§ **Challenge**
Would you retype all of these records exactly?

++++ Record excerpts ++++

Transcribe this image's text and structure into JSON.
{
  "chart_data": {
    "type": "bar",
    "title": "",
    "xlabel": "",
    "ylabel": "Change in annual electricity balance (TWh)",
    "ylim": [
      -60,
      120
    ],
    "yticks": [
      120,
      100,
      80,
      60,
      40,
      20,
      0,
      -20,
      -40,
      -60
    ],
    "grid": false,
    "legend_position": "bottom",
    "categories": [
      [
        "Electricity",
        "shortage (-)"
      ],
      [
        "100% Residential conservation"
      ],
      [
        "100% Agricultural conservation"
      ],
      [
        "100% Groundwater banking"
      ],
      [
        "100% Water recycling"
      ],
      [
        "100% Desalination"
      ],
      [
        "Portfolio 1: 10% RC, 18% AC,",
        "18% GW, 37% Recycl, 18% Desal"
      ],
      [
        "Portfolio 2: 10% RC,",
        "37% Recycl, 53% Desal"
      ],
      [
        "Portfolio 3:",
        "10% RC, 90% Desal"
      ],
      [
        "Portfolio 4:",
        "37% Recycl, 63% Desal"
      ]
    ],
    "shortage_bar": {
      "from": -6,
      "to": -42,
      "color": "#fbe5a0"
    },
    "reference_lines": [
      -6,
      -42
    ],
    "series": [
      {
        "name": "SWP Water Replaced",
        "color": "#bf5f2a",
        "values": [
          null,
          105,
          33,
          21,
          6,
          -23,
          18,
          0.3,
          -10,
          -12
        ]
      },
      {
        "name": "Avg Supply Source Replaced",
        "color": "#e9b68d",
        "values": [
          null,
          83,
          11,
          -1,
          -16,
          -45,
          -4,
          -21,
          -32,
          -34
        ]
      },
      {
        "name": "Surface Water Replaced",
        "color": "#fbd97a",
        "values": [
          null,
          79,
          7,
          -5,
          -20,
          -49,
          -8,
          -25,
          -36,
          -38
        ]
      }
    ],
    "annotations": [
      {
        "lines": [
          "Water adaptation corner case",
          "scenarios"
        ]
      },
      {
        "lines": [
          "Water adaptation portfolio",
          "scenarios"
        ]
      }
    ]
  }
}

++++

§ **Result below**
Transcribe this image's text and structure into JSON.
{
  "chart_data": {
    "type": "bar",
    "title": "",
    "xlabel": "",
    "ylabel": "Change in annual electricity balance (TWh)",
    "ylim": [
      -60,
      120
    ],
    "yticks": [
      120,
      100,
      80,
      60,
      40,
      20,
      0,
      -20,
      -40,
      -60
    ],
    "grid": false,
    "legend_position": "bottom",
    "categories": [
      [
        "Electricity",
        "shortage (-)"
      ],
      [
        "100% Residential conservation"
      ],
      [
        "100% Agricultural conservation"
      ],
      [
        "100% Groundwater banking"
      ],
      [
        "100% Water recycling"
      ],
      [
        "100% Desalination"
      ],
      [
        "Portfolio 1: 10% RC, 18% AC,",
        "18% GW, 37% Recycl, 18% Desal"
      ],
      [
        "Portfolio 2: 10% RC,",
        "37% Recycl, 53% Desal"
      ],
      [
        "Portfolio 3:",
        "10% RC, 90% Desal"
      ],
      [
        "Portfolio 4:",
        "37% Recycl, 63% Desal"
      ]
    ],
    "shortage_bar": {
      "from": -6,
      "to": -42,
      "color": "#fbe5a0"
    },
    "reference_lines": [
      -6,
      -42
    ],
    "series": [
      {
        "name": "SWP Water Replaced",
        "color": "#bf5f2a",
        "values": [
          null,
          105,
          33,
          21,
          6,
          -23,
          18,
          0.3,
          -10,
          -12
        ]
      },
      {
        "name": "Avg Supply Source Replaced",
        "color": "#e9b68d",
        "values": [
          null,
          83,
          11,
          -1,
          -16,
          -45,
          -4,
          -21,
          -32,
          -34
        ]
      },
      {
        "name": "Surface Water Replaced",
        "color": "#fbd97a",
        "values": [
          null,
          79,
          7,
          -5,
          -20,
          -49,
          -8,
          -25,
          -36,
          -38
        ]
      }
    ],
    "annotations": [
      {
        "lines": [
          "Water adaptation corner case",
          "scenarios"
        ]
      },
      {
        "lines": [
          "Water adaptation portfolio",
          "scenarios"
        ]
      }
    ]
  }
}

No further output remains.